• _What this task involves_
Retype the whole listing, please, keeping every line exact and dropping the pictures.

• _Stored data_
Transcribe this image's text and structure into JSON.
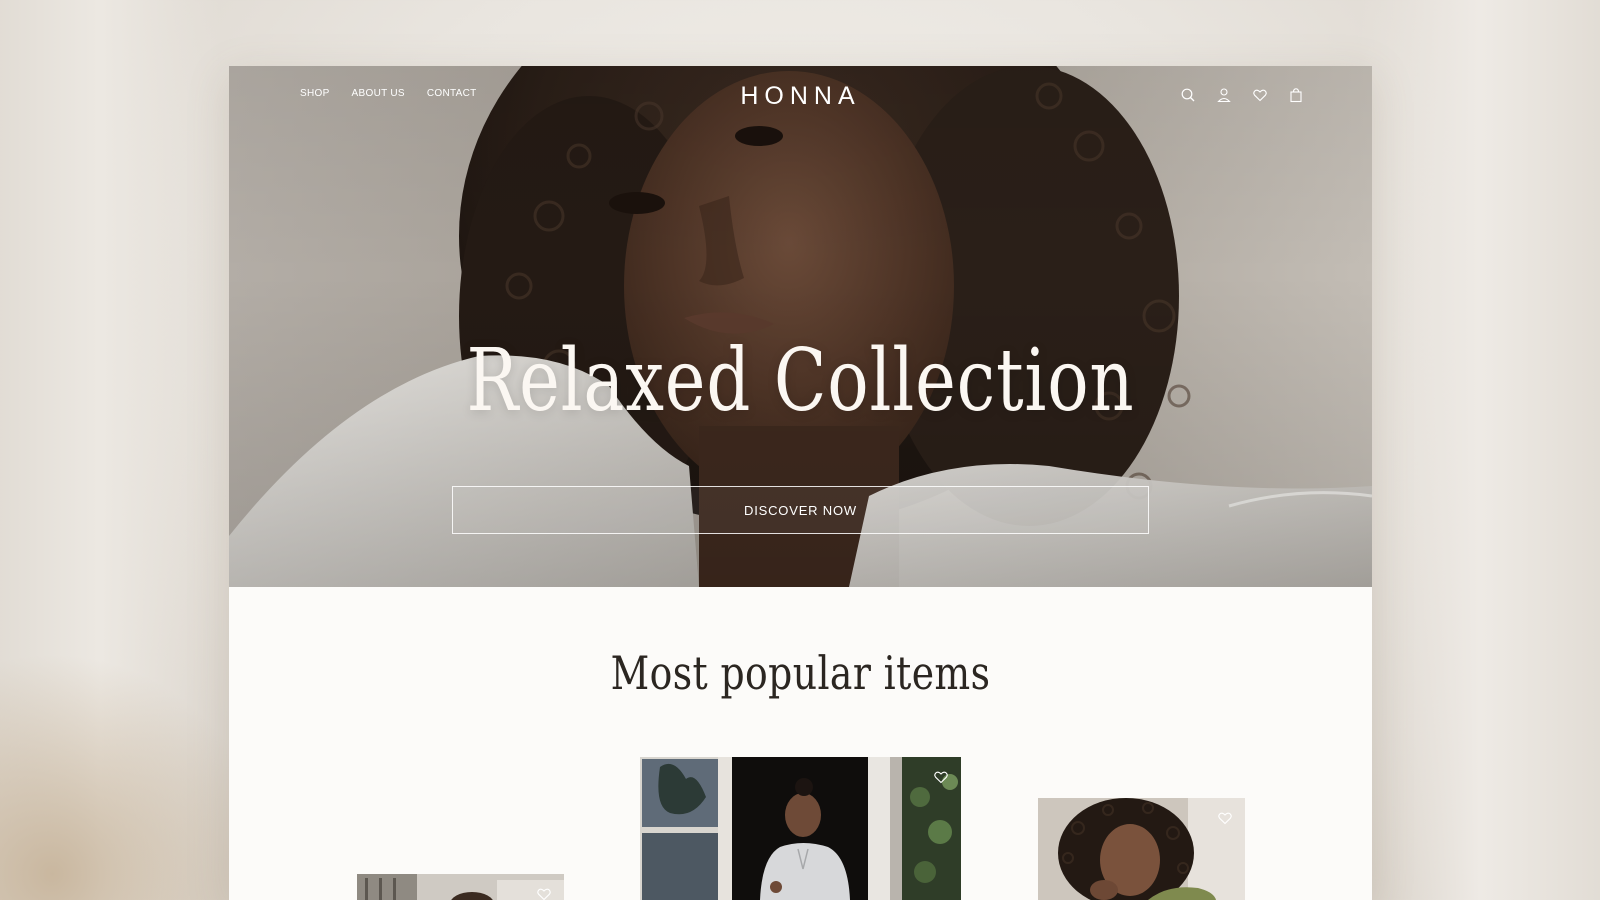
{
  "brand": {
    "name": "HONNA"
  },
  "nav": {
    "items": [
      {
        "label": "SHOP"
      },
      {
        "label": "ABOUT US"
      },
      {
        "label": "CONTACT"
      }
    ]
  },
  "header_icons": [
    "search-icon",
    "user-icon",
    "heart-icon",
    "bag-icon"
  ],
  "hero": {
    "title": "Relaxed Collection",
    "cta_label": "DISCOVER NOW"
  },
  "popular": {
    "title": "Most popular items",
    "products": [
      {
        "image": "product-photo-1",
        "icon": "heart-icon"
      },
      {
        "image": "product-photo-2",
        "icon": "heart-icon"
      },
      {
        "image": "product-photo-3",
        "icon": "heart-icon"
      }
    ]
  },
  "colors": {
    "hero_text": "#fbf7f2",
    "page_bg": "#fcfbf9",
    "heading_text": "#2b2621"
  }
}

• _Written reply_
Transcribe this image's text and structure into JSON.
{
  "brand": {
    "name": "HONNA"
  },
  "nav": {
    "items": [
      {
        "label": "SHOP"
      },
      {
        "label": "ABOUT US"
      },
      {
        "label": "CONTACT"
      }
    ]
  },
  "header_icons": [
    "search-icon",
    "user-icon",
    "heart-icon",
    "bag-icon"
  ],
  "hero": {
    "title": "Relaxed Collection",
    "cta_label": "DISCOVER NOW"
  },
  "popular": {
    "title": "Most popular items",
    "products": [
      {
        "image": "product-photo-1",
        "icon": "heart-icon"
      },
      {
        "image": "product-photo-2",
        "icon": "heart-icon"
      },
      {
        "image": "product-photo-3",
        "icon": "heart-icon"
      }
    ]
  },
  "colors": {
    "hero_text": "#fbf7f2",
    "page_bg": "#fcfbf9",
    "heading_text": "#2b2621"
  }
}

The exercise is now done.